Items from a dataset
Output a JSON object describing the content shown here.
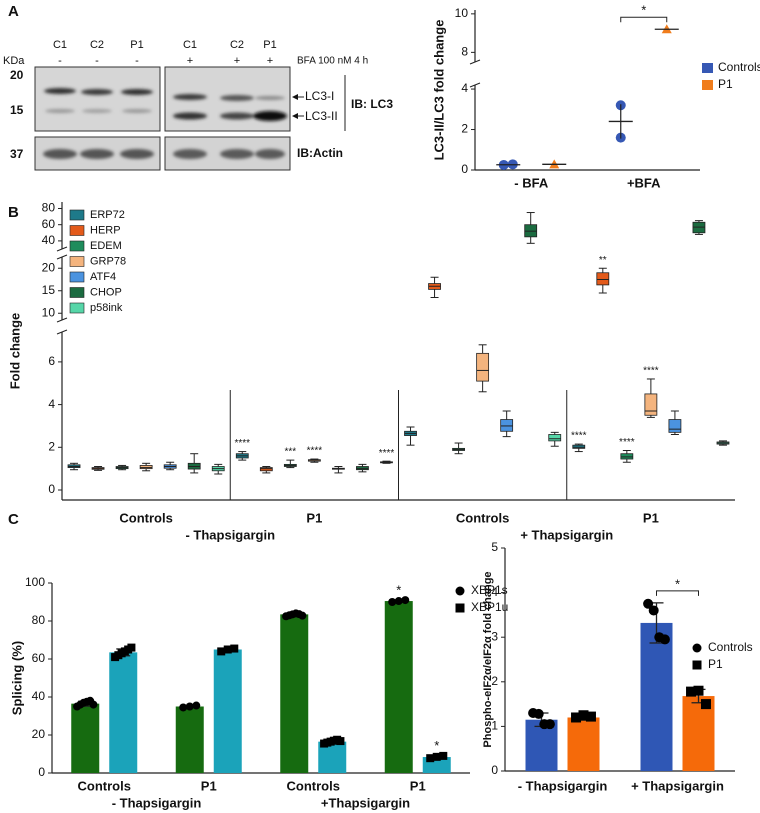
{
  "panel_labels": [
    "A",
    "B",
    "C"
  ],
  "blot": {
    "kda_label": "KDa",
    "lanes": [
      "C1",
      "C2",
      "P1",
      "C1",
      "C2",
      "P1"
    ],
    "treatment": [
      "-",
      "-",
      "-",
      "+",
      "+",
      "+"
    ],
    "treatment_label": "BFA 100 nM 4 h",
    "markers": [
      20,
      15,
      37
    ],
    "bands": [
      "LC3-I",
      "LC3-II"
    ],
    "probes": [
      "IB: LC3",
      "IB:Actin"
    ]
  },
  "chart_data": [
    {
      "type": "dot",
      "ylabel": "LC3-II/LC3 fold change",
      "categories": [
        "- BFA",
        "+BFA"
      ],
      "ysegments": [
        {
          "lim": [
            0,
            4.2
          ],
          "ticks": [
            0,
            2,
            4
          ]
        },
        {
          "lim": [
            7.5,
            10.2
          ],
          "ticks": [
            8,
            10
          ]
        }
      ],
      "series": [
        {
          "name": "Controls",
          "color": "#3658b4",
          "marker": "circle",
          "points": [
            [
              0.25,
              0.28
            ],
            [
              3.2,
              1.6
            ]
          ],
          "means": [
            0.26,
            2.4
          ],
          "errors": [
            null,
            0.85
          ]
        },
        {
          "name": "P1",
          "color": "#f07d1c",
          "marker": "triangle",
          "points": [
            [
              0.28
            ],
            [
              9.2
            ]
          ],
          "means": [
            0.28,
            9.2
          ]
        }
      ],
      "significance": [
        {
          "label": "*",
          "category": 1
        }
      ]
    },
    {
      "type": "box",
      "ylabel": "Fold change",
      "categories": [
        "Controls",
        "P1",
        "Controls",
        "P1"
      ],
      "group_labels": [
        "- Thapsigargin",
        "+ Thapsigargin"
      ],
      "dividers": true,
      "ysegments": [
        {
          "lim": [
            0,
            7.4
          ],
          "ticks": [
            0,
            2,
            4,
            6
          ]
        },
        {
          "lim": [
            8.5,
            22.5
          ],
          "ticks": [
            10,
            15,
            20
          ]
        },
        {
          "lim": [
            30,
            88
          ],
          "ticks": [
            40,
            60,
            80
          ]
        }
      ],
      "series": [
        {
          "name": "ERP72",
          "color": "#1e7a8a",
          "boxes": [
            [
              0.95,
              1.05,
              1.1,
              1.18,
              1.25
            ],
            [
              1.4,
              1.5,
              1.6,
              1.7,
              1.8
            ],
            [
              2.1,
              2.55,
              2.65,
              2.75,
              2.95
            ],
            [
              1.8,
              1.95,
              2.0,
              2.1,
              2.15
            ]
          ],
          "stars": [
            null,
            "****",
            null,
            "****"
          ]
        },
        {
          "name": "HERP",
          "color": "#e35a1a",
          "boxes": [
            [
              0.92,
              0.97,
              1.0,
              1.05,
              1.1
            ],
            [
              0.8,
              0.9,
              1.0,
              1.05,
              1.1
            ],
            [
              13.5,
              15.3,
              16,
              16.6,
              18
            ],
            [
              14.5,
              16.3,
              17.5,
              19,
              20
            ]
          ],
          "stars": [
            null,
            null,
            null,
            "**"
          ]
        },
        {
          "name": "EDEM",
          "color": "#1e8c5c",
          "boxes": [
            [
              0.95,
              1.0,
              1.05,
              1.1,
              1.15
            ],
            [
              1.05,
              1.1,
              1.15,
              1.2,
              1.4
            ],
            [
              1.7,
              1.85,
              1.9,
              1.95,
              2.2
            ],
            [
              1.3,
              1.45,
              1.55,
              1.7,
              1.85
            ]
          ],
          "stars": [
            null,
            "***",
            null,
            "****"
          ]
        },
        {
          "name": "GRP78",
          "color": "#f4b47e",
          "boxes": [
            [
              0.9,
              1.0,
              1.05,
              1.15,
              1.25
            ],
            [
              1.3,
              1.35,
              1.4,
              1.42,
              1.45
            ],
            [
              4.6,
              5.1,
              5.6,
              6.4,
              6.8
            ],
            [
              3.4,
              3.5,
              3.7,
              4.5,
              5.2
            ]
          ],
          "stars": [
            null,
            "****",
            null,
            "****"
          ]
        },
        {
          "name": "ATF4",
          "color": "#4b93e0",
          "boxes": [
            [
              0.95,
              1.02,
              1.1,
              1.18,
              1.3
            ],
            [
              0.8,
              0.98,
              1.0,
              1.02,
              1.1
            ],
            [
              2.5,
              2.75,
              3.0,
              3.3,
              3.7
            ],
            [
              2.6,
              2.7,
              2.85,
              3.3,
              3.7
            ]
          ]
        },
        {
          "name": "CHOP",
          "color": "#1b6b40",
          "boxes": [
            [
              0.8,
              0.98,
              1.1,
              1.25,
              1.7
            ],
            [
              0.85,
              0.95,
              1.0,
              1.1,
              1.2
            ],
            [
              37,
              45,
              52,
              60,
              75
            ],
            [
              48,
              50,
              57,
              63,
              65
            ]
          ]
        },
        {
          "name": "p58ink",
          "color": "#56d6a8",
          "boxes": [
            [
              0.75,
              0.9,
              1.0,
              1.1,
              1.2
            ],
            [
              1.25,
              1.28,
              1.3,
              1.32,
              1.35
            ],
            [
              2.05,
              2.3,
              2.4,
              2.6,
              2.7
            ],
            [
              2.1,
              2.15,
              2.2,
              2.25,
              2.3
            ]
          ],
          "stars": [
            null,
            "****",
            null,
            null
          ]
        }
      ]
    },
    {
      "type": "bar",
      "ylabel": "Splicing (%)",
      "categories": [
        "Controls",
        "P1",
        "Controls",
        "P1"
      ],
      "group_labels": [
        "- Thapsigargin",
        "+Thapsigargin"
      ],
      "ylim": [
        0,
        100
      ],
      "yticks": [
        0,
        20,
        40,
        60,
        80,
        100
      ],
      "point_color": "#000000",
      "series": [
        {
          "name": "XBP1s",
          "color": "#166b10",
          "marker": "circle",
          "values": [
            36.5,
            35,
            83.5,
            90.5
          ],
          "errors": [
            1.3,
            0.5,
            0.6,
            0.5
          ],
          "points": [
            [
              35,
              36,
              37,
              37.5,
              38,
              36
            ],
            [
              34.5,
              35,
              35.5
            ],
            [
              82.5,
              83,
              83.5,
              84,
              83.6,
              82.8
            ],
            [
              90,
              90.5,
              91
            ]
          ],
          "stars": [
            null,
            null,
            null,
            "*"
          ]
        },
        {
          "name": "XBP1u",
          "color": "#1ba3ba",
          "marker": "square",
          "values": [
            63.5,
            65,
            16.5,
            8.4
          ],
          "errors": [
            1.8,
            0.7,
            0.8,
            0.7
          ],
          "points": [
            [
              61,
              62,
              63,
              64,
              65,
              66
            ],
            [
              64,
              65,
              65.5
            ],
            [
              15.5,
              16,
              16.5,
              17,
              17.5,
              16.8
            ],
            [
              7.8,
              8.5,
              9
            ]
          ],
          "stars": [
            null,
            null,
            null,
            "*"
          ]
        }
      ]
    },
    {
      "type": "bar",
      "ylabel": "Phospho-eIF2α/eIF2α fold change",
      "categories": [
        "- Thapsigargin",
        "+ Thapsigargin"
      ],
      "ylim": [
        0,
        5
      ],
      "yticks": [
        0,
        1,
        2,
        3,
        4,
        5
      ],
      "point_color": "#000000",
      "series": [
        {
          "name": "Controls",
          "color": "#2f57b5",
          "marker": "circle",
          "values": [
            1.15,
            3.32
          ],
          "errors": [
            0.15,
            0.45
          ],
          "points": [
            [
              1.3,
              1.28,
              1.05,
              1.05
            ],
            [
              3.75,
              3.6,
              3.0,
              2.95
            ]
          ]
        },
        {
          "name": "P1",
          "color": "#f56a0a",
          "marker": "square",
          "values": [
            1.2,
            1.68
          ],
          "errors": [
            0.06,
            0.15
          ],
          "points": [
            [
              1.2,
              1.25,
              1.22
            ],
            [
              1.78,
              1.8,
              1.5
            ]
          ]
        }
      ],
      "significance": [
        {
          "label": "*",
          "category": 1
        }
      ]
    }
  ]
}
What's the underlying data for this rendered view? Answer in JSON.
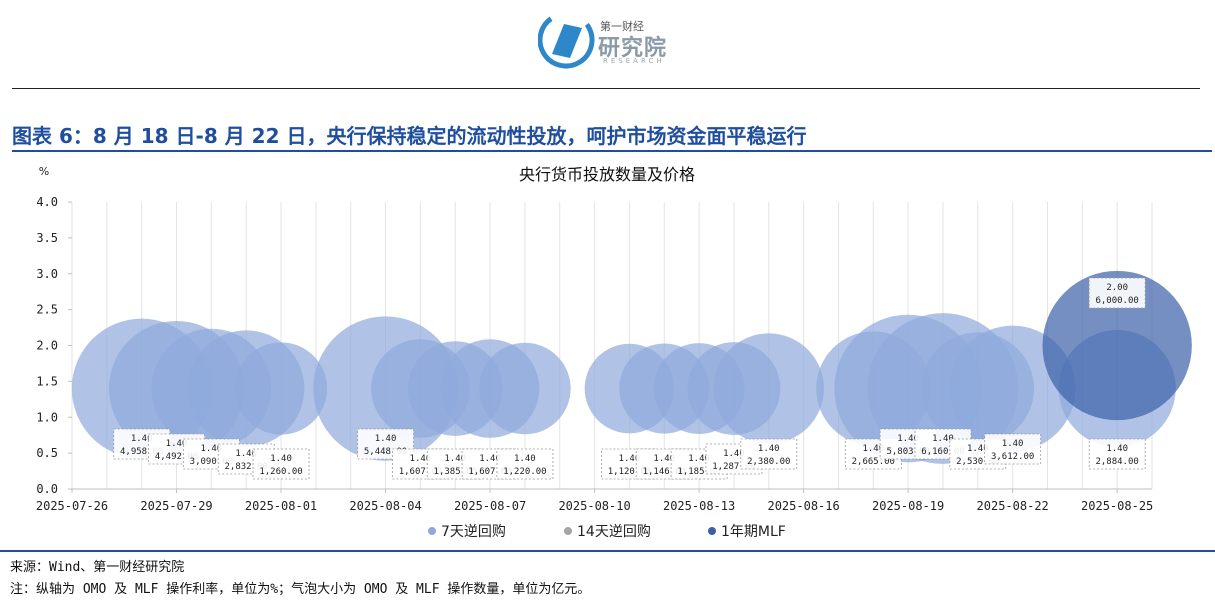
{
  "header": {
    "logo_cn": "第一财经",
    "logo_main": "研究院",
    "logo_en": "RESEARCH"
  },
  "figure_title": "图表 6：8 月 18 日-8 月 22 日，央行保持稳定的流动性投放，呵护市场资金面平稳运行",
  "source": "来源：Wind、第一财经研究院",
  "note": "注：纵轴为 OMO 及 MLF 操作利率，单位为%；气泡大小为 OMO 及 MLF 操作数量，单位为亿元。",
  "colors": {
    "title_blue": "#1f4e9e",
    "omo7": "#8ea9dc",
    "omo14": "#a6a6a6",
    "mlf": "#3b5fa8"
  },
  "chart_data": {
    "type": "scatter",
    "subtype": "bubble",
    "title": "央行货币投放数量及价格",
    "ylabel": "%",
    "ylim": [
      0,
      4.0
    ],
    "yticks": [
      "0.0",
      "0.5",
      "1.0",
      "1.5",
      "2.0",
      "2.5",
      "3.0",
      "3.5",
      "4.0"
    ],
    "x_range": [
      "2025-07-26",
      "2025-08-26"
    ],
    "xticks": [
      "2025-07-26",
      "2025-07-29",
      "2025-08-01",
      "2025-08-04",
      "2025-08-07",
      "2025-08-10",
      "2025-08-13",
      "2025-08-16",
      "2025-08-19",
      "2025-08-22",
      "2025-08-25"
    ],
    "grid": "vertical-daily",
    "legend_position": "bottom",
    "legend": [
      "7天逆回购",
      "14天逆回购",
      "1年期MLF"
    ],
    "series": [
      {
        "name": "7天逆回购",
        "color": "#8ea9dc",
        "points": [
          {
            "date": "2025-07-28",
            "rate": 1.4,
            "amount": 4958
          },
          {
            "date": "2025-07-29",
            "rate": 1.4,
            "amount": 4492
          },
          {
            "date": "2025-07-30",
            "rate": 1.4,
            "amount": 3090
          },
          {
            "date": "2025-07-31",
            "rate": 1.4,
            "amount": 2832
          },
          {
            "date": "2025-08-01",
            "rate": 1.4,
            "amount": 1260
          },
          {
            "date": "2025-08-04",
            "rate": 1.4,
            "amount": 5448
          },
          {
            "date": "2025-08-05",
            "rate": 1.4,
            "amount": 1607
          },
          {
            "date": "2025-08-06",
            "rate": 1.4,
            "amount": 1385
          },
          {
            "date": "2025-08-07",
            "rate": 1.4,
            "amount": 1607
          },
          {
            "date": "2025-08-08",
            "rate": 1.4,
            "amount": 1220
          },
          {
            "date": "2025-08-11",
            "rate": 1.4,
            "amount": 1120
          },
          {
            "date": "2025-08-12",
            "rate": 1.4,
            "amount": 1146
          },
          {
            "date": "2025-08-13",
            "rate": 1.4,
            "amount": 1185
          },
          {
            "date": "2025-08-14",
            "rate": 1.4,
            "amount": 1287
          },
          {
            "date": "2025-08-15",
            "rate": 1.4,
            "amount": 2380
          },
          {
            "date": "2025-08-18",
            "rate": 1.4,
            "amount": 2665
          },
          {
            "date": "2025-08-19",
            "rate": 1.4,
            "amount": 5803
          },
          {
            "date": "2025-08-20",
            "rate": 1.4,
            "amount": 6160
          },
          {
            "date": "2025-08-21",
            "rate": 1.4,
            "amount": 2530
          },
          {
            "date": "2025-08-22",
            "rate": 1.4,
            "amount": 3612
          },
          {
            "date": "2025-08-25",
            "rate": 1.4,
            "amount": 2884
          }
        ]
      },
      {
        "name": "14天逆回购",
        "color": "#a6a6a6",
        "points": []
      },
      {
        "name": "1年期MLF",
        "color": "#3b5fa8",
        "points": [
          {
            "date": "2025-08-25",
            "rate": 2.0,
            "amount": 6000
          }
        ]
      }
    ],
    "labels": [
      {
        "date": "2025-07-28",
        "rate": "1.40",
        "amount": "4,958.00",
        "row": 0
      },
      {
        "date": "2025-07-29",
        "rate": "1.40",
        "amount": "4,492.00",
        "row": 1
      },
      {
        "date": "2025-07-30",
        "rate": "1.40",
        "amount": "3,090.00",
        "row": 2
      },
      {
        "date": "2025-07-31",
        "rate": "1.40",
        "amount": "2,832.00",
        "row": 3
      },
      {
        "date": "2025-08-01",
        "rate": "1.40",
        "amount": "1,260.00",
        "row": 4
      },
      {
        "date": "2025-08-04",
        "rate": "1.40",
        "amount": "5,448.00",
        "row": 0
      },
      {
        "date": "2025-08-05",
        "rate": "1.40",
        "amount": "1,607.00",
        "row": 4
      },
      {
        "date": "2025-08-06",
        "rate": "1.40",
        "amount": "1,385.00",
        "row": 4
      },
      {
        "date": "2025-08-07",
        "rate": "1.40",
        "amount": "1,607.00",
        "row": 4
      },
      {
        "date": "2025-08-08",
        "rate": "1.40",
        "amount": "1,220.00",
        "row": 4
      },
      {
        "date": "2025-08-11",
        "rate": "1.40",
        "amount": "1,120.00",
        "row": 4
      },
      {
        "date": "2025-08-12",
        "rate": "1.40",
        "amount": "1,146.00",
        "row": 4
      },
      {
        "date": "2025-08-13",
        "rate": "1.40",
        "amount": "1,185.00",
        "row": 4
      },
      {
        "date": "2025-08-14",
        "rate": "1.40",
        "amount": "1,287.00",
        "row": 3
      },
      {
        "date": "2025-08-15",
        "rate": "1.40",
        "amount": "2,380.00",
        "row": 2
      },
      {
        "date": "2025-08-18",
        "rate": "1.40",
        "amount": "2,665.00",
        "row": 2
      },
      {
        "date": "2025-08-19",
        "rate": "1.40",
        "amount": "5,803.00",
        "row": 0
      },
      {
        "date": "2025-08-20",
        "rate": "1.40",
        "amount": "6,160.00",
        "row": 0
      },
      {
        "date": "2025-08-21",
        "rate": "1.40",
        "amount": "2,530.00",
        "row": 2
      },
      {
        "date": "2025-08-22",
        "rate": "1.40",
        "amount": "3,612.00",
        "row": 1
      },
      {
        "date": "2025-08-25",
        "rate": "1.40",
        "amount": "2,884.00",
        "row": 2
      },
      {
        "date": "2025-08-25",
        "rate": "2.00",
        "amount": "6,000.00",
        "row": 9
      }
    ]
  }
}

■ **Problem statement**: Wherever a line in the data above holds "ylabel", copy that line.

■ **Answer below**:
      "ylabel": "LC3-II/LC3 fold change",
      "ylabel": "Fold change",
      "ylabel": "Splicing (%)",
      "ylabel": "Phospho-eIF2α/eIF2α fold change",
    "ylabel": "%",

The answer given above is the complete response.